--- Begin Material to process ---

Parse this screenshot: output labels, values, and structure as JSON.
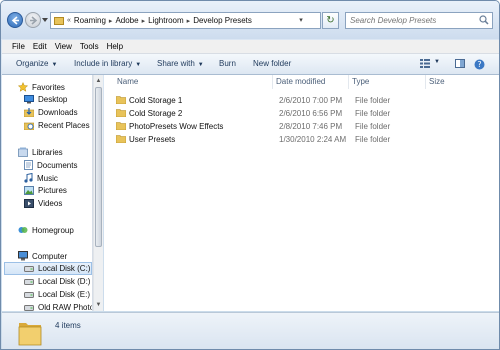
{
  "address": {
    "breadcrumbs": [
      "Roaming",
      "Adobe",
      "Lightroom",
      "Develop Presets"
    ],
    "overflow": "«"
  },
  "search": {
    "placeholder": "Search Develop Presets"
  },
  "menu": [
    "File",
    "Edit",
    "View",
    "Tools",
    "Help"
  ],
  "toolbar": {
    "organize": "Organize",
    "include": "Include in library",
    "share": "Share with",
    "burn": "Burn",
    "new_folder": "New folder"
  },
  "nav": {
    "favorites": "Favorites",
    "desktop": "Desktop",
    "downloads": "Downloads",
    "recent": "Recent Places",
    "libraries": "Libraries",
    "documents": "Documents",
    "music": "Music",
    "pictures": "Pictures",
    "videos": "Videos",
    "homegroup": "Homegroup",
    "computer": "Computer",
    "disk_c": "Local Disk (C:)",
    "disk_d": "Local Disk (D:)",
    "disk_e": "Local Disk (E:)",
    "old_raw": "Old RAW Photos"
  },
  "columns": {
    "name": "Name",
    "date": "Date modified",
    "type": "Type",
    "size": "Size"
  },
  "files": [
    {
      "name": "Cold Storage 1",
      "date": "2/6/2010 7:00 PM",
      "type": "File folder"
    },
    {
      "name": "Cold Storage 2",
      "date": "2/6/2010 6:56 PM",
      "type": "File folder"
    },
    {
      "name": "PhotoPresets Wow Effects",
      "date": "2/8/2010 7:46 PM",
      "type": "File folder"
    },
    {
      "name": "User Presets",
      "date": "1/30/2010 2:24 AM",
      "type": "File folder"
    }
  ],
  "status": {
    "count": "4 items"
  },
  "colors": {
    "accent": "#1e395b",
    "folder": "#e8c35a",
    "selection": "#d4e5f7"
  }
}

--- End Material to process ---

Goal of the exercise:
Repeat the material above in full and exactly, omitting the pictures.

Solution for this problem:
Parse this screenshot: output labels, values, and structure as JSON.
{
  "address": {
    "breadcrumbs": [
      "Roaming",
      "Adobe",
      "Lightroom",
      "Develop Presets"
    ],
    "overflow": "«"
  },
  "search": {
    "placeholder": "Search Develop Presets"
  },
  "menu": [
    "File",
    "Edit",
    "View",
    "Tools",
    "Help"
  ],
  "toolbar": {
    "organize": "Organize",
    "include": "Include in library",
    "share": "Share with",
    "burn": "Burn",
    "new_folder": "New folder"
  },
  "nav": {
    "favorites": "Favorites",
    "desktop": "Desktop",
    "downloads": "Downloads",
    "recent": "Recent Places",
    "libraries": "Libraries",
    "documents": "Documents",
    "music": "Music",
    "pictures": "Pictures",
    "videos": "Videos",
    "homegroup": "Homegroup",
    "computer": "Computer",
    "disk_c": "Local Disk (C:)",
    "disk_d": "Local Disk (D:)",
    "disk_e": "Local Disk (E:)",
    "old_raw": "Old RAW Photos"
  },
  "columns": {
    "name": "Name",
    "date": "Date modified",
    "type": "Type",
    "size": "Size"
  },
  "files": [
    {
      "name": "Cold Storage 1",
      "date": "2/6/2010 7:00 PM",
      "type": "File folder"
    },
    {
      "name": "Cold Storage 2",
      "date": "2/6/2010 6:56 PM",
      "type": "File folder"
    },
    {
      "name": "PhotoPresets Wow Effects",
      "date": "2/8/2010 7:46 PM",
      "type": "File folder"
    },
    {
      "name": "User Presets",
      "date": "1/30/2010 2:24 AM",
      "type": "File folder"
    }
  ],
  "status": {
    "count": "4 items"
  },
  "colors": {
    "accent": "#1e395b",
    "folder": "#e8c35a",
    "selection": "#d4e5f7"
  }
}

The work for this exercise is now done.